##### Dataset rows

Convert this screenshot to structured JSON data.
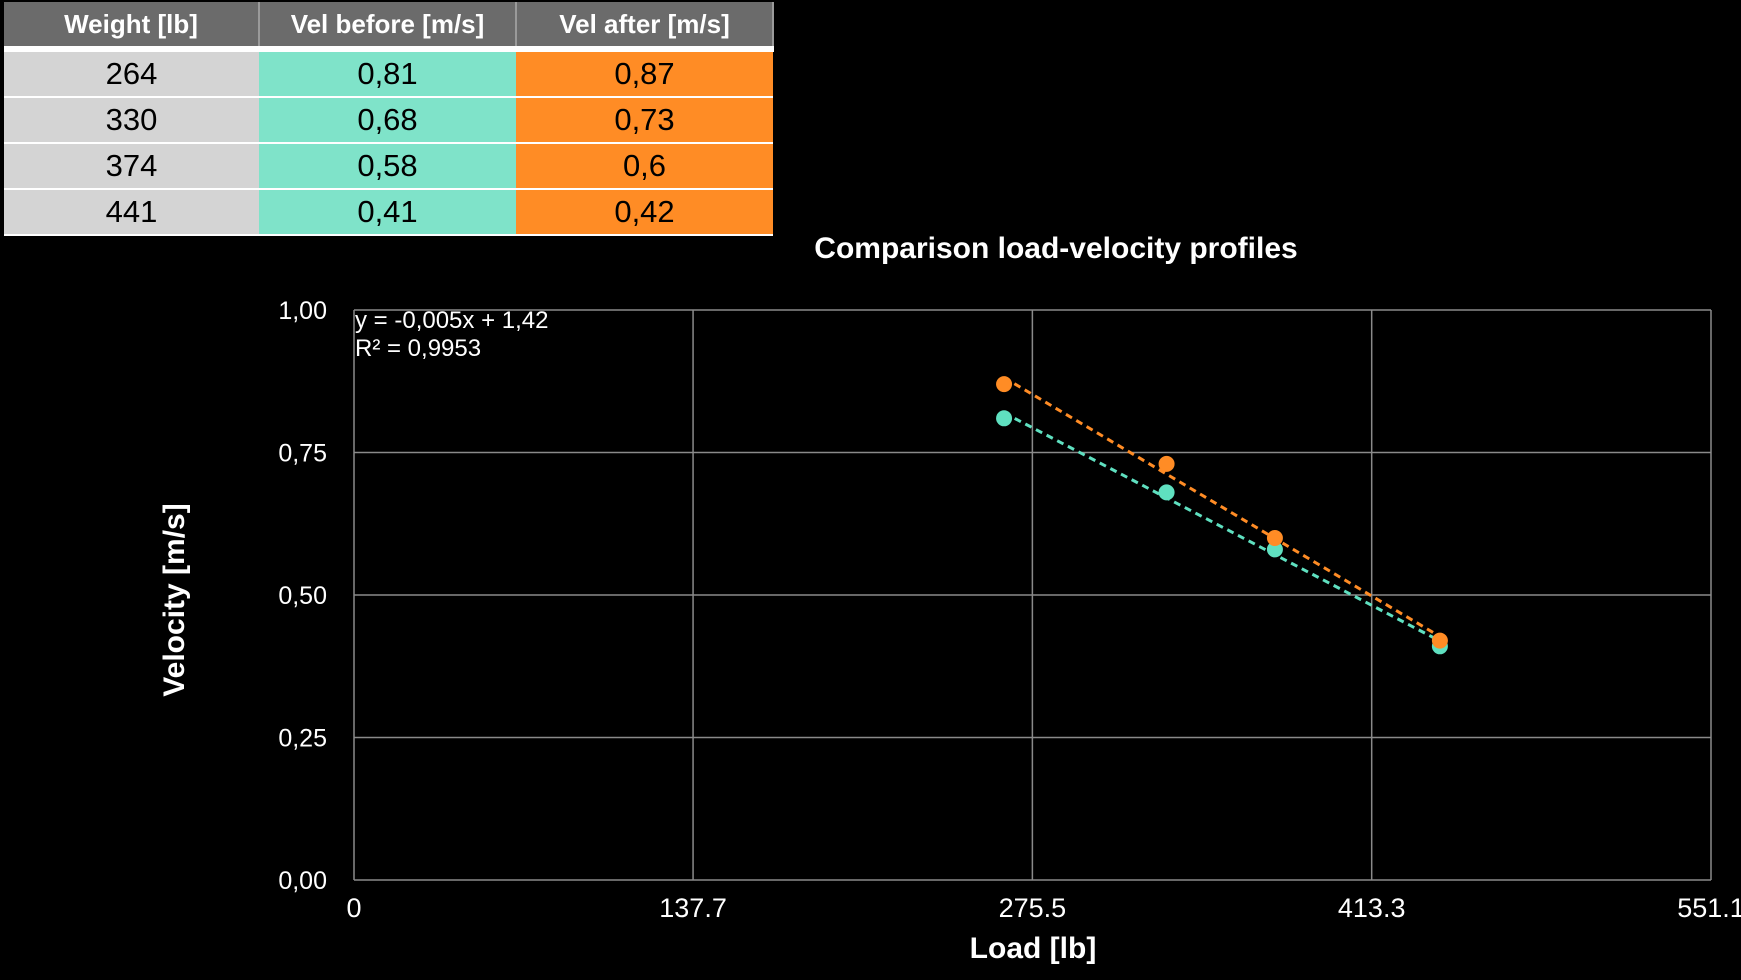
{
  "table": {
    "headers": [
      "Weight [lb]",
      "Vel before [m/s]",
      "Vel after [m/s]"
    ],
    "rows": [
      [
        "264",
        "0,81",
        "0,87"
      ],
      [
        "330",
        "0,68",
        "0,73"
      ],
      [
        "374",
        "0,58",
        "0,6"
      ],
      [
        "441",
        "0,41",
        "0,42"
      ]
    ]
  },
  "chart_data": {
    "type": "scatter",
    "title": "Comparison load-velocity profiles",
    "xlabel": "Load [lb]",
    "ylabel": "Velocity [m/s]",
    "xlim": [
      0,
      551.1
    ],
    "ylim": [
      0,
      1
    ],
    "x_ticks": [
      "0",
      "137.7",
      "275.5",
      "413.3",
      "551.1"
    ],
    "x_tick_values": [
      0,
      137.7,
      275.5,
      413.3,
      551.1
    ],
    "y_ticks": [
      "0,00",
      "0,25",
      "0,50",
      "0,75",
      "1,00"
    ],
    "y_tick_values": [
      0,
      0.25,
      0.5,
      0.75,
      1.0
    ],
    "grid": true,
    "x": [
      264,
      330,
      374,
      441
    ],
    "series": [
      {
        "values": [
          0.81,
          0.68,
          0.58,
          0.41
        ],
        "color": "#5fe0c0",
        "trendline": "linear dashed"
      },
      {
        "values": [
          0.87,
          0.73,
          0.6,
          0.42
        ],
        "color": "#ff8c25",
        "trendline": "linear dashed"
      }
    ],
    "annotation": {
      "equation": "y = -0,005x + 1,42",
      "r2": "R² = 0,9953"
    }
  },
  "colors": {
    "background": "#000000",
    "header": "#6b6b6b",
    "weight": "#d4d4d4",
    "before": "#7fe3c9",
    "after": "#ff8c25"
  }
}
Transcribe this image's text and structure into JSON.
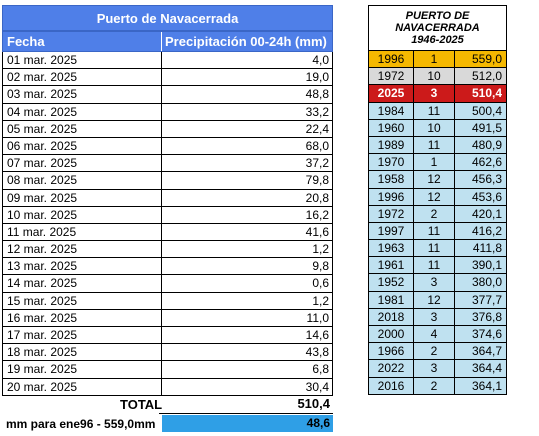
{
  "left": {
    "title": "Puerto de Navacerrada",
    "col_date": "Fecha",
    "col_precip": "Precipitación 00-24h (mm)",
    "rows": [
      {
        "date": "01 mar. 2025",
        "value": "4,0"
      },
      {
        "date": "02 mar. 2025",
        "value": "19,0"
      },
      {
        "date": "03 mar. 2025",
        "value": "48,8"
      },
      {
        "date": "04 mar. 2025",
        "value": "33,2"
      },
      {
        "date": "05 mar. 2025",
        "value": "22,4"
      },
      {
        "date": "06 mar. 2025",
        "value": "68,0"
      },
      {
        "date": "07 mar. 2025",
        "value": "37,2"
      },
      {
        "date": "08 mar. 2025",
        "value": "79,8"
      },
      {
        "date": "09 mar. 2025",
        "value": "20,8"
      },
      {
        "date": "10 mar. 2025",
        "value": "16,2"
      },
      {
        "date": "11 mar. 2025",
        "value": "41,6"
      },
      {
        "date": "12 mar. 2025",
        "value": "1,2"
      },
      {
        "date": "13 mar. 2025",
        "value": "9,8"
      },
      {
        "date": "14 mar. 2025",
        "value": "0,6"
      },
      {
        "date": "15 mar. 2025",
        "value": "1,2"
      },
      {
        "date": "16 mar. 2025",
        "value": "11,0"
      },
      {
        "date": "17 mar. 2025",
        "value": "14,6"
      },
      {
        "date": "18 mar. 2025",
        "value": "43,8"
      },
      {
        "date": "19 mar. 2025",
        "value": "6,8"
      },
      {
        "date": "20 mar. 2025",
        "value": "30,4"
      }
    ],
    "total_label": "TOTAL",
    "total_value": "510,4",
    "mm_label": "mm para ene96 - 559,0mm",
    "mm_value": "48,6"
  },
  "right": {
    "title": "PUERTO DE NAVACERRADA",
    "years": "1946-2025",
    "rows": [
      {
        "year": "1996",
        "month": "1",
        "mm": "559,0",
        "style": "gold"
      },
      {
        "year": "1972",
        "month": "10",
        "mm": "512,0",
        "style": "grey"
      },
      {
        "year": "2025",
        "month": "3",
        "mm": "510,4",
        "style": "red"
      },
      {
        "year": "1984",
        "month": "11",
        "mm": "500,4",
        "style": "normal"
      },
      {
        "year": "1960",
        "month": "10",
        "mm": "491,5",
        "style": "normal"
      },
      {
        "year": "1989",
        "month": "11",
        "mm": "480,9",
        "style": "normal"
      },
      {
        "year": "1970",
        "month": "1",
        "mm": "462,6",
        "style": "normal"
      },
      {
        "year": "1958",
        "month": "12",
        "mm": "456,3",
        "style": "normal"
      },
      {
        "year": "1996",
        "month": "12",
        "mm": "453,6",
        "style": "normal"
      },
      {
        "year": "1972",
        "month": "2",
        "mm": "420,1",
        "style": "normal"
      },
      {
        "year": "1997",
        "month": "11",
        "mm": "416,2",
        "style": "normal"
      },
      {
        "year": "1963",
        "month": "11",
        "mm": "411,8",
        "style": "normal"
      },
      {
        "year": "1961",
        "month": "11",
        "mm": "390,1",
        "style": "normal"
      },
      {
        "year": "1952",
        "month": "3",
        "mm": "380,0",
        "style": "normal"
      },
      {
        "year": "1981",
        "month": "12",
        "mm": "377,7",
        "style": "normal"
      },
      {
        "year": "2018",
        "month": "3",
        "mm": "376,8",
        "style": "normal"
      },
      {
        "year": "2000",
        "month": "4",
        "mm": "374,6",
        "style": "normal"
      },
      {
        "year": "1966",
        "month": "2",
        "mm": "364,7",
        "style": "normal"
      },
      {
        "year": "2022",
        "month": "3",
        "mm": "364,4",
        "style": "normal"
      },
      {
        "year": "2016",
        "month": "2",
        "mm": "364,1",
        "style": "normal"
      }
    ]
  }
}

##########

Reproduce the entries exactly. Do not carry over any picture.

Convert this screenshot to structured JSON data.
{
  "table": {
    "headers": [
      "Weight [lb]",
      "Vel before [m/s]",
      "Vel after [m/s]"
    ],
    "rows": [
      [
        "264",
        "0,81",
        "0,87"
      ],
      [
        "330",
        "0,68",
        "0,73"
      ],
      [
        "374",
        "0,58",
        "0,6"
      ],
      [
        "441",
        "0,41",
        "0,42"
      ]
    ]
  },
  "chart_data": {
    "type": "scatter",
    "title": "Comparison load-velocity profiles",
    "xlabel": "Load [lb]",
    "ylabel": "Velocity [m/s]",
    "xlim": [
      0,
      551.1
    ],
    "ylim": [
      0,
      1
    ],
    "x_ticks": [
      "0",
      "137.7",
      "275.5",
      "413.3",
      "551.1"
    ],
    "x_tick_values": [
      0,
      137.7,
      275.5,
      413.3,
      551.1
    ],
    "y_ticks": [
      "0,00",
      "0,25",
      "0,50",
      "0,75",
      "1,00"
    ],
    "y_tick_values": [
      0,
      0.25,
      0.5,
      0.75,
      1.0
    ],
    "grid": true,
    "x": [
      264,
      330,
      374,
      441
    ],
    "series": [
      {
        "values": [
          0.81,
          0.68,
          0.58,
          0.41
        ],
        "color": "#5fe0c0",
        "trendline": "linear dashed"
      },
      {
        "values": [
          0.87,
          0.73,
          0.6,
          0.42
        ],
        "color": "#ff8c25",
        "trendline": "linear dashed"
      }
    ],
    "annotation": {
      "equation": "y = -0,005x + 1,42",
      "r2": "R² = 0,9953"
    }
  },
  "colors": {
    "background": "#000000",
    "header": "#6b6b6b",
    "weight": "#d4d4d4",
    "before": "#7fe3c9",
    "after": "#ff8c25"
  }
}
Transcribe this image's text and structure into JSON.
{
  "left": {
    "title": "Puerto de Navacerrada",
    "col_date": "Fecha",
    "col_precip": "Precipitación 00-24h (mm)",
    "rows": [
      {
        "date": "01 mar. 2025",
        "value": "4,0"
      },
      {
        "date": "02 mar. 2025",
        "value": "19,0"
      },
      {
        "date": "03 mar. 2025",
        "value": "48,8"
      },
      {
        "date": "04 mar. 2025",
        "value": "33,2"
      },
      {
        "date": "05 mar. 2025",
        "value": "22,4"
      },
      {
        "date": "06 mar. 2025",
        "value": "68,0"
      },
      {
        "date": "07 mar. 2025",
        "value": "37,2"
      },
      {
        "date": "08 mar. 2025",
        "value": "79,8"
      },
      {
        "date": "09 mar. 2025",
        "value": "20,8"
      },
      {
        "date": "10 mar. 2025",
        "value": "16,2"
      },
      {
        "date": "11 mar. 2025",
        "value": "41,6"
      },
      {
        "date": "12 mar. 2025",
        "value": "1,2"
      },
      {
        "date": "13 mar. 2025",
        "value": "9,8"
      },
      {
        "date": "14 mar. 2025",
        "value": "0,6"
      },
      {
        "date": "15 mar. 2025",
        "value": "1,2"
      },
      {
        "date": "16 mar. 2025",
        "value": "11,0"
      },
      {
        "date": "17 mar. 2025",
        "value": "14,6"
      },
      {
        "date": "18 mar. 2025",
        "value": "43,8"
      },
      {
        "date": "19 mar. 2025",
        "value": "6,8"
      },
      {
        "date": "20 mar. 2025",
        "value": "30,4"
      }
    ],
    "total_label": "TOTAL",
    "total_value": "510,4",
    "mm_label": "mm para ene96 - 559,0mm",
    "mm_value": "48,6"
  },
  "right": {
    "title": "PUERTO DE NAVACERRADA",
    "years": "1946-2025",
    "rows": [
      {
        "year": "1996",
        "month": "1",
        "mm": "559,0",
        "style": "gold"
      },
      {
        "year": "1972",
        "month": "10",
        "mm": "512,0",
        "style": "grey"
      },
      {
        "year": "2025",
        "month": "3",
        "mm": "510,4",
        "style": "red"
      },
      {
        "year": "1984",
        "month": "11",
        "mm": "500,4",
        "style": "normal"
      },
      {
        "year": "1960",
        "month": "10",
        "mm": "491,5",
        "style": "normal"
      },
      {
        "year": "1989",
        "month": "11",
        "mm": "480,9",
        "style": "normal"
      },
      {
        "year": "1970",
        "month": "1",
        "mm": "462,6",
        "style": "normal"
      },
      {
        "year": "1958",
        "month": "12",
        "mm": "456,3",
        "style": "normal"
      },
      {
        "year": "1996",
        "month": "12",
        "mm": "453,6",
        "style": "normal"
      },
      {
        "year": "1972",
        "month": "2",
        "mm": "420,1",
        "style": "normal"
      },
      {
        "year": "1997",
        "month": "11",
        "mm": "416,2",
        "style": "normal"
      },
      {
        "year": "1963",
        "month": "11",
        "mm": "411,8",
        "style": "normal"
      },
      {
        "year": "1961",
        "month": "11",
        "mm": "390,1",
        "style": "normal"
      },
      {
        "year": "1952",
        "month": "3",
        "mm": "380,0",
        "style": "normal"
      },
      {
        "year": "1981",
        "month": "12",
        "mm": "377,7",
        "style": "normal"
      },
      {
        "year": "2018",
        "month": "3",
        "mm": "376,8",
        "style": "normal"
      },
      {
        "year": "2000",
        "month": "4",
        "mm": "374,6",
        "style": "normal"
      },
      {
        "year": "1966",
        "month": "2",
        "mm": "364,7",
        "style": "normal"
      },
      {
        "year": "2022",
        "month": "3",
        "mm": "364,4",
        "style": "normal"
      },
      {
        "year": "2016",
        "month": "2",
        "mm": "364,1",
        "style": "normal"
      }
    ]
  }
}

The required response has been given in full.